— start of RECORD EXTRACTS —
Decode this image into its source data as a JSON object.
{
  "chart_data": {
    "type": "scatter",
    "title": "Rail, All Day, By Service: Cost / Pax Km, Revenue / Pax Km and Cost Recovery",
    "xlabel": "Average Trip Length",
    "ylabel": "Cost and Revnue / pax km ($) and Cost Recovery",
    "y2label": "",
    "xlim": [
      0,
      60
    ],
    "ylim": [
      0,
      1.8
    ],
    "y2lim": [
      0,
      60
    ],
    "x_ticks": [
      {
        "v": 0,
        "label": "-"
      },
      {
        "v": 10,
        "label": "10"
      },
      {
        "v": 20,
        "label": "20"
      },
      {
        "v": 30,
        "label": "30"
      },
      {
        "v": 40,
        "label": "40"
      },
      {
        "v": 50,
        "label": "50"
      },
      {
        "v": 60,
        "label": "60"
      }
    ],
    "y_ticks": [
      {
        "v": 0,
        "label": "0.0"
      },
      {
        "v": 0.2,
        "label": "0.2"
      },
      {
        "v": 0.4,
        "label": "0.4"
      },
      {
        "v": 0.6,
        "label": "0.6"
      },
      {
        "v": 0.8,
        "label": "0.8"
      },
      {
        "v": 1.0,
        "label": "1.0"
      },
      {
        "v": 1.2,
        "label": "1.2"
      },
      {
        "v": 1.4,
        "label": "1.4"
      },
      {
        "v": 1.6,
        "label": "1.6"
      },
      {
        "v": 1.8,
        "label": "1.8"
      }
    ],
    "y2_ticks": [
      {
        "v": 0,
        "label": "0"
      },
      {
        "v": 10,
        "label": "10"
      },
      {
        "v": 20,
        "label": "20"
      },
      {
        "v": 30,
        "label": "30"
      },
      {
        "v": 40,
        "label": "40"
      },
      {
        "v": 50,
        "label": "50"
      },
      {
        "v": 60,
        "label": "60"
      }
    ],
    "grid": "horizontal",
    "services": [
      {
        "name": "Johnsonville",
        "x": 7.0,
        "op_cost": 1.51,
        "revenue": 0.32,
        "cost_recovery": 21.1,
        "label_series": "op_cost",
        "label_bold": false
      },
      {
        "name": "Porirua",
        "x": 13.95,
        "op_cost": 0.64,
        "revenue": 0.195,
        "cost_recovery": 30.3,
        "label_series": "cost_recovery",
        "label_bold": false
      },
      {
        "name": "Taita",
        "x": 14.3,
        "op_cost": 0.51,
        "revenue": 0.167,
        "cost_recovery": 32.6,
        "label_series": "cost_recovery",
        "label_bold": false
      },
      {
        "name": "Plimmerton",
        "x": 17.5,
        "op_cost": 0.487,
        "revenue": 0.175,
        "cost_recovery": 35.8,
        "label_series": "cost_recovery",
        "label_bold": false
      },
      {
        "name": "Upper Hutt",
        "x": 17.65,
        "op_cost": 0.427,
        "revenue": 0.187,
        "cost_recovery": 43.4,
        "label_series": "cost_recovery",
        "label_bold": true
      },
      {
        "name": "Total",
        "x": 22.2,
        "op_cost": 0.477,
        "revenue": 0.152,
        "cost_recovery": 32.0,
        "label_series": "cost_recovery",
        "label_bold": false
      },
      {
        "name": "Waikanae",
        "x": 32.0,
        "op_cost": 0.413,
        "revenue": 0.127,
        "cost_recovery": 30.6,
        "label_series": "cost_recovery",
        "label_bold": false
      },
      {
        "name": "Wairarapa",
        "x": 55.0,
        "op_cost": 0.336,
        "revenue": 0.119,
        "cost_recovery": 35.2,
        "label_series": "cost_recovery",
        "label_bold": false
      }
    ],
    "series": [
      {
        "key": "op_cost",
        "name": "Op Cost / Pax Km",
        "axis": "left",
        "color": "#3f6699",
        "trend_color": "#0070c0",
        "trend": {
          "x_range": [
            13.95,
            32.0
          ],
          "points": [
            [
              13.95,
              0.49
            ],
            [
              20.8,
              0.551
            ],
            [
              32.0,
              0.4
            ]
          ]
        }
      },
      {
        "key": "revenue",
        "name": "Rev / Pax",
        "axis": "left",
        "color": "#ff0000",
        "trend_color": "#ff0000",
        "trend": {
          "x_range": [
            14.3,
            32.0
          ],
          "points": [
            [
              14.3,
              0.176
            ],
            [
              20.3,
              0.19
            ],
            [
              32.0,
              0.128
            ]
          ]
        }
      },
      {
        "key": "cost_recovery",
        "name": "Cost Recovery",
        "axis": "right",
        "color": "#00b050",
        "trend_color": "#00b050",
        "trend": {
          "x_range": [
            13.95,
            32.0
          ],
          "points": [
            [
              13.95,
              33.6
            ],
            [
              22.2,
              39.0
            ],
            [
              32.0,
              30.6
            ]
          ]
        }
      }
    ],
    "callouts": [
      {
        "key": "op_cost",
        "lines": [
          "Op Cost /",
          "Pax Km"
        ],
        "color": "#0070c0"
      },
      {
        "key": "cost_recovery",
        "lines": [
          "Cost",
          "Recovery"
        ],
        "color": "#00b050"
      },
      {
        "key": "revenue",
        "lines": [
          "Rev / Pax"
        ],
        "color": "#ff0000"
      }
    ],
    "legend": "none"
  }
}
— end of RECORD EXTRACTS —
▸ AIM:
Restate the listing above word for word.

▸ REPLY TO THE TASK:
Decode this image into its source data as a JSON object.
{
  "chart_data": {
    "type": "scatter",
    "title": "Rail, All Day, By Service: Cost / Pax Km, Revenue / Pax Km and Cost Recovery",
    "xlabel": "Average Trip Length",
    "ylabel": "Cost and Revnue / pax km ($) and Cost Recovery",
    "y2label": "",
    "xlim": [
      0,
      60
    ],
    "ylim": [
      0,
      1.8
    ],
    "y2lim": [
      0,
      60
    ],
    "x_ticks": [
      {
        "v": 0,
        "label": "-"
      },
      {
        "v": 10,
        "label": "10"
      },
      {
        "v": 20,
        "label": "20"
      },
      {
        "v": 30,
        "label": "30"
      },
      {
        "v": 40,
        "label": "40"
      },
      {
        "v": 50,
        "label": "50"
      },
      {
        "v": 60,
        "label": "60"
      }
    ],
    "y_ticks": [
      {
        "v": 0,
        "label": "0.0"
      },
      {
        "v": 0.2,
        "label": "0.2"
      },
      {
        "v": 0.4,
        "label": "0.4"
      },
      {
        "v": 0.6,
        "label": "0.6"
      },
      {
        "v": 0.8,
        "label": "0.8"
      },
      {
        "v": 1.0,
        "label": "1.0"
      },
      {
        "v": 1.2,
        "label": "1.2"
      },
      {
        "v": 1.4,
        "label": "1.4"
      },
      {
        "v": 1.6,
        "label": "1.6"
      },
      {
        "v": 1.8,
        "label": "1.8"
      }
    ],
    "y2_ticks": [
      {
        "v": 0,
        "label": "0"
      },
      {
        "v": 10,
        "label": "10"
      },
      {
        "v": 20,
        "label": "20"
      },
      {
        "v": 30,
        "label": "30"
      },
      {
        "v": 40,
        "label": "40"
      },
      {
        "v": 50,
        "label": "50"
      },
      {
        "v": 60,
        "label": "60"
      }
    ],
    "grid": "horizontal",
    "services": [
      {
        "name": "Johnsonville",
        "x": 7.0,
        "op_cost": 1.51,
        "revenue": 0.32,
        "cost_recovery": 21.1,
        "label_series": "op_cost",
        "label_bold": false
      },
      {
        "name": "Porirua",
        "x": 13.95,
        "op_cost": 0.64,
        "revenue": 0.195,
        "cost_recovery": 30.3,
        "label_series": "cost_recovery",
        "label_bold": false
      },
      {
        "name": "Taita",
        "x": 14.3,
        "op_cost": 0.51,
        "revenue": 0.167,
        "cost_recovery": 32.6,
        "label_series": "cost_recovery",
        "label_bold": false
      },
      {
        "name": "Plimmerton",
        "x": 17.5,
        "op_cost": 0.487,
        "revenue": 0.175,
        "cost_recovery": 35.8,
        "label_series": "cost_recovery",
        "label_bold": false
      },
      {
        "name": "Upper Hutt",
        "x": 17.65,
        "op_cost": 0.427,
        "revenue": 0.187,
        "cost_recovery": 43.4,
        "label_series": "cost_recovery",
        "label_bold": true
      },
      {
        "name": "Total",
        "x": 22.2,
        "op_cost": 0.477,
        "revenue": 0.152,
        "cost_recovery": 32.0,
        "label_series": "cost_recovery",
        "label_bold": false
      },
      {
        "name": "Waikanae",
        "x": 32.0,
        "op_cost": 0.413,
        "revenue": 0.127,
        "cost_recovery": 30.6,
        "label_series": "cost_recovery",
        "label_bold": false
      },
      {
        "name": "Wairarapa",
        "x": 55.0,
        "op_cost": 0.336,
        "revenue": 0.119,
        "cost_recovery": 35.2,
        "label_series": "cost_recovery",
        "label_bold": false
      }
    ],
    "series": [
      {
        "key": "op_cost",
        "name": "Op Cost / Pax Km",
        "axis": "left",
        "color": "#3f6699",
        "trend_color": "#0070c0",
        "trend": {
          "x_range": [
            13.95,
            32.0
          ],
          "points": [
            [
              13.95,
              0.49
            ],
            [
              20.8,
              0.551
            ],
            [
              32.0,
              0.4
            ]
          ]
        }
      },
      {
        "key": "revenue",
        "name": "Rev / Pax",
        "axis": "left",
        "color": "#ff0000",
        "trend_color": "#ff0000",
        "trend": {
          "x_range": [
            14.3,
            32.0
          ],
          "points": [
            [
              14.3,
              0.176
            ],
            [
              20.3,
              0.19
            ],
            [
              32.0,
              0.128
            ]
          ]
        }
      },
      {
        "key": "cost_recovery",
        "name": "Cost Recovery",
        "axis": "right",
        "color": "#00b050",
        "trend_color": "#00b050",
        "trend": {
          "x_range": [
            13.95,
            32.0
          ],
          "points": [
            [
              13.95,
              33.6
            ],
            [
              22.2,
              39.0
            ],
            [
              32.0,
              30.6
            ]
          ]
        }
      }
    ],
    "callouts": [
      {
        "key": "op_cost",
        "lines": [
          "Op Cost /",
          "Pax Km"
        ],
        "color": "#0070c0"
      },
      {
        "key": "cost_recovery",
        "lines": [
          "Cost",
          "Recovery"
        ],
        "color": "#00b050"
      },
      {
        "key": "revenue",
        "lines": [
          "Rev / Pax"
        ],
        "color": "#ff0000"
      }
    ],
    "legend": "none"
  }
}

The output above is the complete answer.